:: YOUR TASK ::
Return all lines that include the string "based".

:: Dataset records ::

= = = =

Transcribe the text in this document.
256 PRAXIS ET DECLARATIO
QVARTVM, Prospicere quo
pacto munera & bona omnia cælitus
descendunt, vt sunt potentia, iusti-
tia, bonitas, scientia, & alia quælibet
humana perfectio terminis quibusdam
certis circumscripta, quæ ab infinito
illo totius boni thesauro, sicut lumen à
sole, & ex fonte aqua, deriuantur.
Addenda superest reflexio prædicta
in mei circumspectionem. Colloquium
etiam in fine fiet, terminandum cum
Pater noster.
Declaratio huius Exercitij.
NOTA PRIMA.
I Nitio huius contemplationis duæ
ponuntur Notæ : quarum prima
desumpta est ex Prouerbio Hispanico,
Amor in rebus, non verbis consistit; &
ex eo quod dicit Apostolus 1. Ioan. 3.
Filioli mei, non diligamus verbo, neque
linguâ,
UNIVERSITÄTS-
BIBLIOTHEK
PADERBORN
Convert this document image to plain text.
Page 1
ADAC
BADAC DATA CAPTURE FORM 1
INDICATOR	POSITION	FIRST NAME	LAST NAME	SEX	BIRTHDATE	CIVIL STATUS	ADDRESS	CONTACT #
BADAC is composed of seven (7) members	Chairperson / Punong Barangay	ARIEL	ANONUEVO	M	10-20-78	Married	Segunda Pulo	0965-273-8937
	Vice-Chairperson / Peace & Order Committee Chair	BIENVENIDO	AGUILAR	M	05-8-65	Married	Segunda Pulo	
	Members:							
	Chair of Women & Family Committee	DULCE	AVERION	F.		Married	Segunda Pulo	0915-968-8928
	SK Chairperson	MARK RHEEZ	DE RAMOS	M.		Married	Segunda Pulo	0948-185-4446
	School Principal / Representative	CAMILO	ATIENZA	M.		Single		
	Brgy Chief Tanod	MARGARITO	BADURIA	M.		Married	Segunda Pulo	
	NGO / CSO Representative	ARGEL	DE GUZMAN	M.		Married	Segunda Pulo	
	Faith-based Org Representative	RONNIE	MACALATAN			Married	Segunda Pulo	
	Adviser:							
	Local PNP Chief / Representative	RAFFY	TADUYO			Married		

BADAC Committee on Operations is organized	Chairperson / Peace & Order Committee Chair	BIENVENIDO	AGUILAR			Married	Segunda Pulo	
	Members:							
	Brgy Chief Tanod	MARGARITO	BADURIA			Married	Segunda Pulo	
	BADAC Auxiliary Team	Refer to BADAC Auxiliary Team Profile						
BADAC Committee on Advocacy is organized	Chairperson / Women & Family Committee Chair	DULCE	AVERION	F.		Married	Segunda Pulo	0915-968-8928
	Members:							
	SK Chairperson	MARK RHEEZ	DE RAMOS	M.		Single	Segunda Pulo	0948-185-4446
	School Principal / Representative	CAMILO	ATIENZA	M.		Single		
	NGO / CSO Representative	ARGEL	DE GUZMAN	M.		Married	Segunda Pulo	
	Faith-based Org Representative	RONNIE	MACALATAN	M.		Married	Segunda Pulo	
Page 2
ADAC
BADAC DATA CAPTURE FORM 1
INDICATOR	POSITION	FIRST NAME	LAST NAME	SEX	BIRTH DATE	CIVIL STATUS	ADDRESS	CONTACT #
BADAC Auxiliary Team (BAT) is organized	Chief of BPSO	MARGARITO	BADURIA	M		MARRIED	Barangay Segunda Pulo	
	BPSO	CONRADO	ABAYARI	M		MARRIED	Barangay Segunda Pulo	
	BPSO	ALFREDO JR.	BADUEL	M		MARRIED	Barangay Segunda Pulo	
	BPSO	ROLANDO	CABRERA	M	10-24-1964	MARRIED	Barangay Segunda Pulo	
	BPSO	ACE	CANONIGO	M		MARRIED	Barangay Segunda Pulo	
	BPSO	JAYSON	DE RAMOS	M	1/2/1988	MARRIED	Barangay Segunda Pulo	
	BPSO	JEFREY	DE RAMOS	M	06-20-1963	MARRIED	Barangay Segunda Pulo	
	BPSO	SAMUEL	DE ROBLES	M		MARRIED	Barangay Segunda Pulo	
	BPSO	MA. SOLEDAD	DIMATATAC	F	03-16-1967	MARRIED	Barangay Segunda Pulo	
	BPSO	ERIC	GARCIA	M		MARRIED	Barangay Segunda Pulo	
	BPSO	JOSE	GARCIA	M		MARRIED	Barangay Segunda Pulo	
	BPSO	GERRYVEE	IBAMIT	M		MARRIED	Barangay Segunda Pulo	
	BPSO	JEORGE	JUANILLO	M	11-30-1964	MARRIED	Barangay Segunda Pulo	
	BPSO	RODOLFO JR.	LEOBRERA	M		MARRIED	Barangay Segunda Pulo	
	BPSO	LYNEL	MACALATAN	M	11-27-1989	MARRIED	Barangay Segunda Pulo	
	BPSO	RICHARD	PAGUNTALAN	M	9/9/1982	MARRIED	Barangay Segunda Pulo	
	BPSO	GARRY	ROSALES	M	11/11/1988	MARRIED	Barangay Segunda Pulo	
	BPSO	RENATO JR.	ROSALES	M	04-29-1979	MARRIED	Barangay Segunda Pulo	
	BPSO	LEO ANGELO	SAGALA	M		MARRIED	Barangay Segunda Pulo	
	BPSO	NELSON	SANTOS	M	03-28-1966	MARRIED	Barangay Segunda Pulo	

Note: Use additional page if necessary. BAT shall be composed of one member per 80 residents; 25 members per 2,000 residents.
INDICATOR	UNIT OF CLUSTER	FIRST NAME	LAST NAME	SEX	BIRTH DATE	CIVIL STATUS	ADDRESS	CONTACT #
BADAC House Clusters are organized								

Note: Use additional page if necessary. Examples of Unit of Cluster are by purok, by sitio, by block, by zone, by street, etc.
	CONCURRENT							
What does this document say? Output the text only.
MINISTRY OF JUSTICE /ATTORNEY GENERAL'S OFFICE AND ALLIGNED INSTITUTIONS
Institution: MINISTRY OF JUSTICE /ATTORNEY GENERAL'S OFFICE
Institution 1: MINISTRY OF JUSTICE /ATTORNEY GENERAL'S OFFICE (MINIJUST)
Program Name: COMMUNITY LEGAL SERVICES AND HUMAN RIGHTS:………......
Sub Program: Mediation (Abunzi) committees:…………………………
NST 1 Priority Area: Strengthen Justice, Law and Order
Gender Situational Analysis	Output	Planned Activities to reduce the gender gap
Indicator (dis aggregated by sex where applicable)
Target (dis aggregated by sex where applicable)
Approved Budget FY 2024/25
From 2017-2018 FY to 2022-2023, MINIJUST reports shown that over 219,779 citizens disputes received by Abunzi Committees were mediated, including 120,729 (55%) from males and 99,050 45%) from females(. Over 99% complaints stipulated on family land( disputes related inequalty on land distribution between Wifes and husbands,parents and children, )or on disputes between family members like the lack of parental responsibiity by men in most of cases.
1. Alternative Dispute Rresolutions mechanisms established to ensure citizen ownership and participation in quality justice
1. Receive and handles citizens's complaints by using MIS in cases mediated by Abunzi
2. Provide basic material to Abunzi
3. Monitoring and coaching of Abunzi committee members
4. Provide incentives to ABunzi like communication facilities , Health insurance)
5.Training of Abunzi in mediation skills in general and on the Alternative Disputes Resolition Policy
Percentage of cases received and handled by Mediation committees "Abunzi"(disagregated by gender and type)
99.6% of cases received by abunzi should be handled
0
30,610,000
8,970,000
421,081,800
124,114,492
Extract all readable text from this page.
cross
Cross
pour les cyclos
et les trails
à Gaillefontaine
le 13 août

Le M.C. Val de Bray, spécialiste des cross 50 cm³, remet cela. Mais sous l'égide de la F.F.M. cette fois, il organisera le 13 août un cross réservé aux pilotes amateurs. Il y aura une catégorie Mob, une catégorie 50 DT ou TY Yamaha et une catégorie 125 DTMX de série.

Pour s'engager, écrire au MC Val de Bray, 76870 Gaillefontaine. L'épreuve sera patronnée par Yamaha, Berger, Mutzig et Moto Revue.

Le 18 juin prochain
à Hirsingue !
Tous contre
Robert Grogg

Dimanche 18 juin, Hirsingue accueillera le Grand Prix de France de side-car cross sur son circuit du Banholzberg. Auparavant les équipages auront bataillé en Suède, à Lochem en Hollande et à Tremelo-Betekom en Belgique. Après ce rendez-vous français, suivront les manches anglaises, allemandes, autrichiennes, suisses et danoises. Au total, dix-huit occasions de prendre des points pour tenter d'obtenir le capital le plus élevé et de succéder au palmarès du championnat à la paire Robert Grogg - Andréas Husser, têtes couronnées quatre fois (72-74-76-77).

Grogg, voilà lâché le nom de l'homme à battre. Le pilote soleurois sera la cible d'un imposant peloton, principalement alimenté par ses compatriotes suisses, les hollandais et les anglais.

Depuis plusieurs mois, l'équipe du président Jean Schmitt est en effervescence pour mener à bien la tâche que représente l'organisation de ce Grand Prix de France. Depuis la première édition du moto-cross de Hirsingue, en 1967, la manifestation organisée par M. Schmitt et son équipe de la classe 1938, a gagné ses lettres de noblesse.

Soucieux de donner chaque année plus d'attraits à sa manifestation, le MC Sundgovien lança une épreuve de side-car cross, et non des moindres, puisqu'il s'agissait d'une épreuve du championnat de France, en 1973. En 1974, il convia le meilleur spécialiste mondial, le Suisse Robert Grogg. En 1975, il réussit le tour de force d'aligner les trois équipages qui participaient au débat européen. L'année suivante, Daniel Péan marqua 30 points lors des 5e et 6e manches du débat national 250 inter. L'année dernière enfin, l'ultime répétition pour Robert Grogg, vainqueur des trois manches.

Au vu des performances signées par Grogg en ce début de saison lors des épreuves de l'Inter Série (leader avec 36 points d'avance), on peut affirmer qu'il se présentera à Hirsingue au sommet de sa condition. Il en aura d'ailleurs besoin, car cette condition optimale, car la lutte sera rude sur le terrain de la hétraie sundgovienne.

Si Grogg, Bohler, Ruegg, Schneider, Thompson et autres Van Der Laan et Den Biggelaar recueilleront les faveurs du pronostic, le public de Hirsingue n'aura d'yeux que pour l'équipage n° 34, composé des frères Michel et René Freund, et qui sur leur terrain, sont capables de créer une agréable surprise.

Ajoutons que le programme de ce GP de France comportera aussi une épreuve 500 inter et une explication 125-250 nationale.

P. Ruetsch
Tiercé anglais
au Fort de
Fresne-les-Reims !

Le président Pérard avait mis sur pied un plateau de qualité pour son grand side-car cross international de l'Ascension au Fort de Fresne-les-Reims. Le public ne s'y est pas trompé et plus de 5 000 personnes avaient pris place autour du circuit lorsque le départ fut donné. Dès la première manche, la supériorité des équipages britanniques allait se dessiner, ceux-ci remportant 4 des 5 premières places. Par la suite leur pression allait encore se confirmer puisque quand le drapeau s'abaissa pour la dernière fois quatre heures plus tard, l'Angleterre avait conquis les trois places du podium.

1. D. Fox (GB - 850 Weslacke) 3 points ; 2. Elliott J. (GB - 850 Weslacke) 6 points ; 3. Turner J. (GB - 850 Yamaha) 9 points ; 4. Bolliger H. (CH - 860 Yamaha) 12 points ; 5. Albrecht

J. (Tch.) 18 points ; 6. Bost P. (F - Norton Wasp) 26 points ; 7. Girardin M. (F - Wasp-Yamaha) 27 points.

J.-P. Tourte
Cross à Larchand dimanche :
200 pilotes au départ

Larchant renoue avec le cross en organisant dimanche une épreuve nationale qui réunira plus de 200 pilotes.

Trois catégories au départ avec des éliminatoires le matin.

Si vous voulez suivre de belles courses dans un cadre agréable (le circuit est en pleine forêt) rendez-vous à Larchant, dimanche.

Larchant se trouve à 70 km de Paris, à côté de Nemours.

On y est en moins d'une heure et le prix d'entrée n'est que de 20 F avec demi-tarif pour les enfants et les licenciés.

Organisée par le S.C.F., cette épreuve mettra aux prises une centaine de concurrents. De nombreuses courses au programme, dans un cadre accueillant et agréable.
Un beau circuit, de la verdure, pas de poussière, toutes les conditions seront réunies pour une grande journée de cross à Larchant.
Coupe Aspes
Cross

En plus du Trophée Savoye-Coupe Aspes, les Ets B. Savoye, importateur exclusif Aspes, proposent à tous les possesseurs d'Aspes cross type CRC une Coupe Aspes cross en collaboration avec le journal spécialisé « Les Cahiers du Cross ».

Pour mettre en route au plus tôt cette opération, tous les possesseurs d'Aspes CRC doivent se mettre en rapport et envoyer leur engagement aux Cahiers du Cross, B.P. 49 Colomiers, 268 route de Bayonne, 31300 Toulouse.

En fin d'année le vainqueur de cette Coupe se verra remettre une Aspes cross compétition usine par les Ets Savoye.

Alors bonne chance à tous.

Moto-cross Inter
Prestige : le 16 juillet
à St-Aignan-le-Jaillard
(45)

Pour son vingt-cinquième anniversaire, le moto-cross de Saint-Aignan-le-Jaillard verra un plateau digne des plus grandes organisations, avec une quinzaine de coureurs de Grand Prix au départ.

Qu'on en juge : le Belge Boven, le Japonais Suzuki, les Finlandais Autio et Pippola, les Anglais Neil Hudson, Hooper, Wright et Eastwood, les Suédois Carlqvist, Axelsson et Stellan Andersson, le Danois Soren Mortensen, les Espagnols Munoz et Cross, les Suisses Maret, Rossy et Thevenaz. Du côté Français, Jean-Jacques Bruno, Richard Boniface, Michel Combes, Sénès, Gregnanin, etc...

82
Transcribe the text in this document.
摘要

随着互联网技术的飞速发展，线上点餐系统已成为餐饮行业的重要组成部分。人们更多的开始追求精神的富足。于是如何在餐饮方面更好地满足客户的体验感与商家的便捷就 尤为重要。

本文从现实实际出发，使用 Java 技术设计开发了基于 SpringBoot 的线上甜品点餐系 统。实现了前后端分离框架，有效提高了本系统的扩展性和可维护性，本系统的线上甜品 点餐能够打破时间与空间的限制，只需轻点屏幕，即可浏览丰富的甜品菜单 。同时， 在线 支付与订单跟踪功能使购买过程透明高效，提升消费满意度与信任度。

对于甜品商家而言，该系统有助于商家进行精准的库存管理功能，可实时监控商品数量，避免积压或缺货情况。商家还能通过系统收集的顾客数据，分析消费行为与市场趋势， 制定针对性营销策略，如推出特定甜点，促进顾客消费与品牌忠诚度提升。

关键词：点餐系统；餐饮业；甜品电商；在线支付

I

= = = =

:: TASK OUTPUT ::
	Faith-based Org Representative	RONNIE	MACALATAN			Married	Segunda Pulo	
	Faith-based Org Representative	RONNIE	MACALATAN	M.		Married	Segunda Pulo	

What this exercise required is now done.